▼▼▼
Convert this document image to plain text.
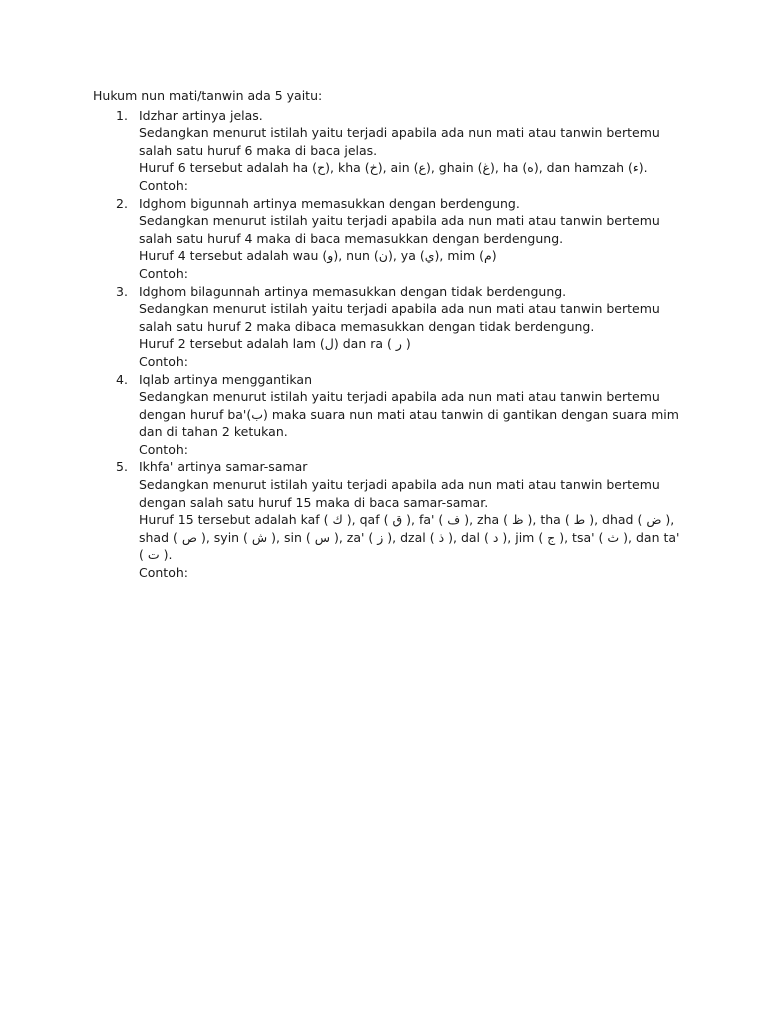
Hukum nun mati/tanwin ada 5 yaitu:

1. Idzhar artinya jelas.
Sedangkan menurut istilah yaitu terjadi apabila ada nun mati atau tanwin bertemu salah satu huruf 6 maka di baca jelas.
Huruf 6 tersebut adalah ha (ح), kha (خ), ain (ع), ghain (غ), ha (ه), dan hamzah (ء).
Contoh:
2. Idghom bigunnah artinya memasukkan dengan berdengung.
Sedangkan menurut istilah yaitu terjadi apabila ada nun mati atau tanwin bertemu salah satu huruf 4 maka di baca memasukkan dengan berdengung.
Huruf 4 tersebut adalah wau (و), nun (ن), ya (ي), mim (م)
Contoh:
3. Idghom bilagunnah artinya memasukkan dengan tidak berdengung.
Sedangkan menurut istilah yaitu terjadi apabila ada nun mati atau tanwin bertemu salah satu huruf 2 maka dibaca memasukkan dengan tidak berdengung.
Huruf 2 tersebut adalah lam (ل) dan ra ( ر )
Contoh:
4. Iqlab artinya menggantikan
Sedangkan menurut istilah yaitu terjadi apabila ada nun mati atau tanwin bertemu dengan huruf ba'(ب) maka suara nun mati atau tanwin di gantikan dengan suara mim dan di tahan 2 ketukan.
Contoh:
5. Ikhfa' artinya samar-samar
Sedangkan menurut istilah yaitu terjadi apabila ada nun mati atau tanwin bertemu dengan salah satu huruf 15 maka di baca samar-samar.
Huruf 15 tersebut adalah kaf ( ك ), qaf ( ق ), fa' ( ف ), zha ( ظ ), tha ( ط ), dhad ( ض ), shad ( ص ), syin ( ش ), sin ( س ), za' ( ز ), dzal ( ذ ), dal ( د ), jim ( ج ), tsa' ( ث ), dan ta' ( ت ).
Contoh:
▲▲▲
- Exercise -
Leave out the pictures and transcribe everything else exactly.

- Exercise output -
Convert this document image to plain text.
Hukum nun mati/tanwin ada 5 yaitu:

1. Idzhar artinya jelas.
Sedangkan menurut istilah yaitu terjadi apabila ada nun mati atau tanwin bertemu salah satu huruf 6 maka di baca jelas.
Huruf 6 tersebut adalah ha (ح), kha (خ), ain (ع), ghain (غ), ha (ه), dan hamzah (ء).
Contoh:
2. Idghom bigunnah artinya memasukkan dengan berdengung.
Sedangkan menurut istilah yaitu terjadi apabila ada nun mati atau tanwin bertemu salah satu huruf 4 maka di baca memasukkan dengan berdengung.
Huruf 4 tersebut adalah wau (و), nun (ن), ya (ي), mim (م)
Contoh:
3. Idghom bilagunnah artinya memasukkan dengan tidak berdengung.
Sedangkan menurut istilah yaitu terjadi apabila ada nun mati atau tanwin bertemu salah satu huruf 2 maka dibaca memasukkan dengan tidak berdengung.
Huruf 2 tersebut adalah lam (ل) dan ra ( ر )
Contoh:
4. Iqlab artinya menggantikan
Sedangkan menurut istilah yaitu terjadi apabila ada nun mati atau tanwin bertemu dengan huruf ba'(ب) maka suara nun mati atau tanwin di gantikan dengan suara mim dan di tahan 2 ketukan.
Contoh:
5. Ikhfa' artinya samar-samar
Sedangkan menurut istilah yaitu terjadi apabila ada nun mati atau tanwin bertemu dengan salah satu huruf 15 maka di baca samar-samar.
Huruf 15 tersebut adalah kaf ( ك ), qaf ( ق ), fa' ( ف ), zha ( ظ ), tha ( ط ), dhad ( ض ), shad ( ص ), syin ( ش ), sin ( س ), za' ( ز ), dzal ( ذ ), dal ( د ), jim ( ج ), tsa' ( ث ), dan ta' ( ت ).
Contoh:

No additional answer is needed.